◆ SELECTED EXCERPT
Marion Halligan, Words for Lucy (#BookReview)

For my reading group’s tribute to Marion Halligan last year, I had planned to read one of her older novels, Wishbone, which I did (my review), and her last book, the memoir Words for Lucy, which I didn’t. But, I have now. I guess a book born of a mother’s grief for a daughter who died too young doesn’t make the cheeriest start to this year’s reviews. However, such is the life of a reader so you’ll just have to bear with me!

Lucy, for those who don’t know Halligan’s biography, was born in 1966, with a congenital heart defect. She was not expected to survive more than a few days, but she did – for nearly 39 years. In the end, however, in 2004, her heart gave out. I’ve read two other memoirs written by a mother about her seriously ill daughter, Isabel Allende’s Paula and Joan Didion’s The year of magical thinking. They are very different books and in fact, in Didion’s case, her daughter did not die during the book, though she did die young (and Didion wrote a book about that, Blue nights). The reason I am sharing this is that Halligan, Allende and Didion were all published authors, and it shows. As Halligan writes in the opening to her book, “My business is words”. For these three writers, the process of writing was an important part of how they processed their feelings. Halligan’s book might have come out some 18 years after Lucy’s death, but she’d been writing all that time.

◆ RECORDS PROVIDED

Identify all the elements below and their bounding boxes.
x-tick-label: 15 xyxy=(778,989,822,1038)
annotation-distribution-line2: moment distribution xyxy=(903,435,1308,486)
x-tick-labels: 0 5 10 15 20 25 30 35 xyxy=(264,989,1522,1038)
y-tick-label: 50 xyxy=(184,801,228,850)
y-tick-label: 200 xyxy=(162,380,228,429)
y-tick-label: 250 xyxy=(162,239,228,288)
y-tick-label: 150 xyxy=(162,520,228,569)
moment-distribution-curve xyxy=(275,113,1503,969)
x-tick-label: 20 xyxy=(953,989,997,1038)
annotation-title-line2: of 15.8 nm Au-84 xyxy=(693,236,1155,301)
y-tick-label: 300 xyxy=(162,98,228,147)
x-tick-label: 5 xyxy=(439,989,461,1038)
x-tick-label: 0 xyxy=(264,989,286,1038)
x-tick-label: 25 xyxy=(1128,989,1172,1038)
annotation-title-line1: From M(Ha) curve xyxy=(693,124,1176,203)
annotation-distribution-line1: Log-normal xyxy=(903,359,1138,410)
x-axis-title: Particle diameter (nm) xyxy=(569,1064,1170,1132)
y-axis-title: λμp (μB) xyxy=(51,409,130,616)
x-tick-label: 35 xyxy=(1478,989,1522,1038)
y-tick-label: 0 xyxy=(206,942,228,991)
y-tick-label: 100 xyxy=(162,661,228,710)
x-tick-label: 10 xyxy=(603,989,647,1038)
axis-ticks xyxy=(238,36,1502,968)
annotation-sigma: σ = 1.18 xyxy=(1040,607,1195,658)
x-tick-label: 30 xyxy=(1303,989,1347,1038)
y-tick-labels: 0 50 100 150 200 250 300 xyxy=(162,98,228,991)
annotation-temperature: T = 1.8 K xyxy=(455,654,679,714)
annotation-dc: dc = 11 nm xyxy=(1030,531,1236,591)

◆ TASKS AND EXERCISES
A – According to the review of Words for Lucy, what was Lucy born with?
B – Copy out everything in the review of Words for Lucy from "For my reading" down to "bear with me!".
C – Carry the review of Words for Lucy forward with what would come next after its final sentence.

◆ RESPONSES PER TASK
A – A congenital heart defect.

B –
For my reading group’s tribute to Marion Halligan last year, I had planned to read one of her older novels, Wishbone, which I did (my review), and her last book, the memoir Words for Lucy, which I didn’t. But, I have now. I guess a book born of a mother’s grief for a daughter who died too young doesn’t make the cheeriest start to this year’s reviews. However, such is the life of a reader so you’ll just have to bear with me!

C –
While confirming my memory concerning Allende and Didion, I came across the Wikipedia article on Blue nights. It includes a quote from Rachel Cusk’s review of the book. She says “Didion’s writing is repetitive and nonlinear, reflecting the difficult process of coping with her daughter’s death”. While I don’t know about the reason, the “repetitive and nonlinear” description could equally be applied to Words for Lucy. The book is divided into twelve parts (plus a postscript), with each part comprising many small sections. There is an overall chronological arc to the book, in that after briefly describing Lucy’s death, Halligan does start with her birth, and tells of the funeral and wake near the end. What comes in between, however, is, writes Halligan, like “box of snapshots. You find your own way through the story, from random details”. In other words, if you are looking for a traditional grief memoir in which the memoirist works chronologically through the “stages” of their grief, you won’t find it here.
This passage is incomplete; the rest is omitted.